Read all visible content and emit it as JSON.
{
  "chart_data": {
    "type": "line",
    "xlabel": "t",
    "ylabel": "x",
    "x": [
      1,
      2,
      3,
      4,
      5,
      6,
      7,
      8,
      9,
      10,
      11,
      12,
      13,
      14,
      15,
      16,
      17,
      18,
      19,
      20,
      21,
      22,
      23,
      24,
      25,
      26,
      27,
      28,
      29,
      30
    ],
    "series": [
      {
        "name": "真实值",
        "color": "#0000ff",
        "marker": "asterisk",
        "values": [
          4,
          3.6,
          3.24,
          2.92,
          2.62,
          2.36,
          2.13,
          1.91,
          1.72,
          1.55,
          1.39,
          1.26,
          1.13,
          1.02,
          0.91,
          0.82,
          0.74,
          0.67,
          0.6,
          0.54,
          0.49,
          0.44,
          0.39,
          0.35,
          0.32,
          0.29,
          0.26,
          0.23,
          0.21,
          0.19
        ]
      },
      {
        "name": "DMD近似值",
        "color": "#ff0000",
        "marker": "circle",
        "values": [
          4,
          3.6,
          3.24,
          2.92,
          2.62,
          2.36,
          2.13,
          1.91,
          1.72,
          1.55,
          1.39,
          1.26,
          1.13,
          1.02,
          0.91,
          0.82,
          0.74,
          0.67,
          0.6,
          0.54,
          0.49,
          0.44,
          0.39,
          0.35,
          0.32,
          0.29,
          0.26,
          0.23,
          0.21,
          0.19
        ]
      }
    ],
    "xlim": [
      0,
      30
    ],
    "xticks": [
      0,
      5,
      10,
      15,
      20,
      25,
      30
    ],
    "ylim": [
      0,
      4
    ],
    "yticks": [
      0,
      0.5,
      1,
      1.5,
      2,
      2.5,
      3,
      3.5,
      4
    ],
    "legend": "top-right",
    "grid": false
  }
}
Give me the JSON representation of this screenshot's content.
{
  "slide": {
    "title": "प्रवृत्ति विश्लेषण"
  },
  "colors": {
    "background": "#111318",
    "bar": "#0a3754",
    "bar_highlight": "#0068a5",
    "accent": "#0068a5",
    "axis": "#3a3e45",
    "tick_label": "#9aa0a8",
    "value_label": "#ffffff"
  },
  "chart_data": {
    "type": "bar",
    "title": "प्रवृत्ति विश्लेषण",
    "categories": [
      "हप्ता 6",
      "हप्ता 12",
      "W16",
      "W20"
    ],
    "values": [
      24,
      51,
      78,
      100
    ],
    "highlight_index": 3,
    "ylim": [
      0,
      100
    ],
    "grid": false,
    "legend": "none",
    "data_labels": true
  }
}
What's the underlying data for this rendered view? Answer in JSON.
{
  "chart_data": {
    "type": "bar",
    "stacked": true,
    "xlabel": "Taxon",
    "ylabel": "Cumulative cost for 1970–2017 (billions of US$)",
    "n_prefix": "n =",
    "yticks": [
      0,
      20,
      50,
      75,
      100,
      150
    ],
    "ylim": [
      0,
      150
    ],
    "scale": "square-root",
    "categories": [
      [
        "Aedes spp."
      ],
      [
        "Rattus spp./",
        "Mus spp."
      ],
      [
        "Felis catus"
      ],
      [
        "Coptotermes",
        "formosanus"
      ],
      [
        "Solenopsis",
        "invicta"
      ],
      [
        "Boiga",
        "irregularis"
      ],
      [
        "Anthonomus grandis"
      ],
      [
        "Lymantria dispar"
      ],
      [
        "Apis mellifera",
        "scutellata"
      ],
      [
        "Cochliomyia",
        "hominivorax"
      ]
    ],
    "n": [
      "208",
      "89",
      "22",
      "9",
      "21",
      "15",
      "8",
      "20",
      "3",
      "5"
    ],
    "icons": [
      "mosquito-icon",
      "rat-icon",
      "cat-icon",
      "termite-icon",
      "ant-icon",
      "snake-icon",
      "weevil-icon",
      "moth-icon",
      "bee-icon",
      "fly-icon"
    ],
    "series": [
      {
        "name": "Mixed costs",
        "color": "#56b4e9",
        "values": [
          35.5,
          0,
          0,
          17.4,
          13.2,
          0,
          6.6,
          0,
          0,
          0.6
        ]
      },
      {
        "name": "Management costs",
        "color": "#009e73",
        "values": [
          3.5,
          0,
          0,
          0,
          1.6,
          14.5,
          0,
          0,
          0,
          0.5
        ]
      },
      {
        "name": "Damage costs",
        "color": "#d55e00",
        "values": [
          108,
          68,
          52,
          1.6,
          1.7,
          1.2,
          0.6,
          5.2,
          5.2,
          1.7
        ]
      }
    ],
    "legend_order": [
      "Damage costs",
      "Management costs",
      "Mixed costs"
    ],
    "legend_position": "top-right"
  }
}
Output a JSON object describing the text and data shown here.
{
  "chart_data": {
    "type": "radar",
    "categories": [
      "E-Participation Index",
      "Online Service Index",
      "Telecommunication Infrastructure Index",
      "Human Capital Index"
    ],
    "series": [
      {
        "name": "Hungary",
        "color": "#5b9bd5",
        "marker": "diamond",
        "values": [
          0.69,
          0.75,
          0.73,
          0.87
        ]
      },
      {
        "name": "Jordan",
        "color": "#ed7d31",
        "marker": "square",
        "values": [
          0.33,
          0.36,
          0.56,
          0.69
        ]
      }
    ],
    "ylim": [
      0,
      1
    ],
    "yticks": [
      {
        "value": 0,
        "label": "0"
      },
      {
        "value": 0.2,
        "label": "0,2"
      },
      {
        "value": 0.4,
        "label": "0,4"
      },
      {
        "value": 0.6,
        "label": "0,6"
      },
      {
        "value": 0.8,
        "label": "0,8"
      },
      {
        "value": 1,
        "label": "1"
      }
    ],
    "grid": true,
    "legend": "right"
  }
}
-*-
Brief:
Among the lines of the data above, determine how many contain the word "right". Report the number alone.

Answer for the task:
3